Task prompt
Could you give the data below again, exactly and completely?

Stored data

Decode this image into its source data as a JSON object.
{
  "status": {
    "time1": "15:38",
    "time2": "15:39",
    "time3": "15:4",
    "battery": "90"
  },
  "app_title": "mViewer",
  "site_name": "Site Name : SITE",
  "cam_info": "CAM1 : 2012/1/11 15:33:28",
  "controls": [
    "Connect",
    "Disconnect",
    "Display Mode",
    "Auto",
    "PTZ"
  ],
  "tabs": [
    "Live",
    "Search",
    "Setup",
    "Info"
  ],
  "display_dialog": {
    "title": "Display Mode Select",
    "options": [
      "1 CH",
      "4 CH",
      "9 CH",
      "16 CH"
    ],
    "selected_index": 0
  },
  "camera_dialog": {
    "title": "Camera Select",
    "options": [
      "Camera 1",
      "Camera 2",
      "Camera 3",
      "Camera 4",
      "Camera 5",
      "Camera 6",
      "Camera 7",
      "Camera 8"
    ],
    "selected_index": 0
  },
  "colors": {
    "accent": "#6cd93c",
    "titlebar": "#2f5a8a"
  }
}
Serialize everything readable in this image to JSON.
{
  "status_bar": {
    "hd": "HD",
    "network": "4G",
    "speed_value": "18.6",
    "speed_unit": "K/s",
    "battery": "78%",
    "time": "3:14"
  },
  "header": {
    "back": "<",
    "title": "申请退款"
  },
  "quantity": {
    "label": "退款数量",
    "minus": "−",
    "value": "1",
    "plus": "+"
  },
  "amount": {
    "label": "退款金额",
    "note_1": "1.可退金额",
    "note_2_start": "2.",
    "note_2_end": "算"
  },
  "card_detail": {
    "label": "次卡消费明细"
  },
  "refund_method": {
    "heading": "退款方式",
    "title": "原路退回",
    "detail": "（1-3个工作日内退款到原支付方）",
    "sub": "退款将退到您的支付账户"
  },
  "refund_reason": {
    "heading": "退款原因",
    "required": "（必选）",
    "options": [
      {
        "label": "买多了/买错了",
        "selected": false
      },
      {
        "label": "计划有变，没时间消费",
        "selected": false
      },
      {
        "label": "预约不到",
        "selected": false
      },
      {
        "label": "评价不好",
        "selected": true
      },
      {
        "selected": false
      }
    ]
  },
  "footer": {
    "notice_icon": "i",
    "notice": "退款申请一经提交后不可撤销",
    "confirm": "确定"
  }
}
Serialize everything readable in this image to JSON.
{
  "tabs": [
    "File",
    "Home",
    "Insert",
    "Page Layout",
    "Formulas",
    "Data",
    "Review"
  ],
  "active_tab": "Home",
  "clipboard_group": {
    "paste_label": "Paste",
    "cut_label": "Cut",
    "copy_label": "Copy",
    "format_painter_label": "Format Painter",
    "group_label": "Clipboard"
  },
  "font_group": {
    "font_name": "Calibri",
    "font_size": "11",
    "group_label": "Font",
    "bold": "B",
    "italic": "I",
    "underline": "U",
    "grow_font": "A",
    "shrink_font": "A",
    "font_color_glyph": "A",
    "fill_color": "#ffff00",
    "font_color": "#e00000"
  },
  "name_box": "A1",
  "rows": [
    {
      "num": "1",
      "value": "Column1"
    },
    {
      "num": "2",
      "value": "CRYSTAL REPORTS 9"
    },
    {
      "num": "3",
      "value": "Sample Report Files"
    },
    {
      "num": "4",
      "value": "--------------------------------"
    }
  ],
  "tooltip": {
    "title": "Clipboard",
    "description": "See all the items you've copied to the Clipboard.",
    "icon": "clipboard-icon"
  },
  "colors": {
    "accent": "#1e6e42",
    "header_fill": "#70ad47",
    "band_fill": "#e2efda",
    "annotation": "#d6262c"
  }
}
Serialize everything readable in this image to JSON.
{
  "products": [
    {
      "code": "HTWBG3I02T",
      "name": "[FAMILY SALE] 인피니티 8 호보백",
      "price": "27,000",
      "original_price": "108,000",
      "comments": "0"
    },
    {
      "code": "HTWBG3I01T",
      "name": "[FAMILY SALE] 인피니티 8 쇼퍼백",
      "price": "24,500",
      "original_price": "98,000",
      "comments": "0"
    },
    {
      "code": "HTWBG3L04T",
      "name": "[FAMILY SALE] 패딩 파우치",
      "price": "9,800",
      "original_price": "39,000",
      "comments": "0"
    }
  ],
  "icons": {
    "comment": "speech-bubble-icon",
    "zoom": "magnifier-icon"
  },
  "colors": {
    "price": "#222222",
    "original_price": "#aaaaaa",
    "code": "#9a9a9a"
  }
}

Completed exercise
Decode this image into its source data as a JSON object.
{
  "status": {
    "time1": "15:38",
    "time2": "15:39",
    "time3": "15:4",
    "battery": "90"
  },
  "app_title": "mViewer",
  "site_name": "Site Name : SITE",
  "cam_info": "CAM1 : 2012/1/11 15:33:28",
  "controls": [
    "Connect",
    "Disconnect",
    "Display Mode",
    "Auto",
    "PTZ"
  ],
  "tabs": [
    "Live",
    "Search",
    "Setup",
    "Info"
  ],
  "display_dialog": {
    "title": "Display Mode Select",
    "options": [
      "1 CH",
      "4 CH",
      "9 CH",
      "16 CH"
    ],
    "selected_index": 0
  },
  "camera_dialog": {
    "title": "Camera Select",
    "options": [
      "Camera 1",
      "Camera 2",
      "Camera 3",
      "Camera 4",
      "Camera 5",
      "Camera 6",
      "Camera 7",
      "Camera 8"
    ],
    "selected_index": 0
  },
  "colors": {
    "accent": "#6cd93c",
    "titlebar": "#2f5a8a"
  }
}
Serialize everything readable in this image to JSON.
{
  "status_bar": {
    "hd": "HD",
    "network": "4G",
    "speed_value": "18.6",
    "speed_unit": "K/s",
    "battery": "78%",
    "time": "3:14"
  },
  "header": {
    "back": "<",
    "title": "申请退款"
  },
  "quantity": {
    "label": "退款数量",
    "minus": "−",
    "value": "1",
    "plus": "+"
  },
  "amount": {
    "label": "退款金额",
    "note_1": "1.可退金额",
    "note_2_start": "2.",
    "note_2_end": "算"
  },
  "card_detail": {
    "label": "次卡消费明细"
  },
  "refund_method": {
    "heading": "退款方式",
    "title": "原路退回",
    "detail": "（1-3个工作日内退款到原支付方）",
    "sub": "退款将退到您的支付账户"
  },
  "refund_reason": {
    "heading": "退款原因",
    "required": "（必选）",
    "options": [
      {
        "label": "买多了/买错了",
        "selected": false
      },
      {
        "label": "计划有变，没时间消费",
        "selected": false
      },
      {
        "label": "预约不到",
        "selected": false
      },
      {
        "label": "评价不好",
        "selected": true
      },
      {
        "selected": false
      }
    ]
  },
  "footer": {
    "notice_icon": "i",
    "notice": "退款申请一经提交后不可撤销",
    "confirm": "确定"
  }
}
Serialize everything readable in this image to JSON.
{
  "tabs": [
    "File",
    "Home",
    "Insert",
    "Page Layout",
    "Formulas",
    "Data",
    "Review"
  ],
  "active_tab": "Home",
  "clipboard_group": {
    "paste_label": "Paste",
    "cut_label": "Cut",
    "copy_label": "Copy",
    "format_painter_label": "Format Painter",
    "group_label": "Clipboard"
  },
  "font_group": {
    "font_name": "Calibri",
    "font_size": "11",
    "group_label": "Font",
    "bold": "B",
    "italic": "I",
    "underline": "U",
    "grow_font": "A",
    "shrink_font": "A",
    "font_color_glyph": "A",
    "fill_color": "#ffff00",
    "font_color": "#e00000"
  },
  "name_box": "A1",
  "rows": [
    {
      "num": "1",
      "value": "Column1"
    },
    {
      "num": "2",
      "value": "CRYSTAL REPORTS 9"
    },
    {
      "num": "3",
      "value": "Sample Report Files"
    },
    {
      "num": "4",
      "value": "--------------------------------"
    }
  ],
  "tooltip": {
    "title": "Clipboard",
    "description": "See all the items you've copied to the Clipboard.",
    "icon": "clipboard-icon"
  },
  "colors": {
    "accent": "#1e6e42",
    "header_fill": "#70ad47",
    "band_fill": "#e2efda",
    "annotation": "#d6262c"
  }
}
Serialize everything readable in this image to JSON.
{
  "products": [
    {
      "code": "HTWBG3I02T",
      "name": "[FAMILY SALE] 인피니티 8 호보백",
      "price": "27,000",
      "original_price": "108,000",
      "comments": "0"
    },
    {
      "code": "HTWBG3I01T",
      "name": "[FAMILY SALE] 인피니티 8 쇼퍼백",
      "price": "24,500",
      "original_price": "98,000",
      "comments": "0"
    },
    {
      "code": "HTWBG3L04T",
      "name": "[FAMILY SALE] 패딩 파우치",
      "price": "9,800",
      "original_price": "39,000",
      "comments": "0"
    }
  ],
  "icons": {
    "comment": "speech-bubble-icon",
    "zoom": "magnifier-icon"
  },
  "colors": {
    "price": "#222222",
    "original_price": "#aaaaaa",
    "code": "#9a9a9a"
  }
}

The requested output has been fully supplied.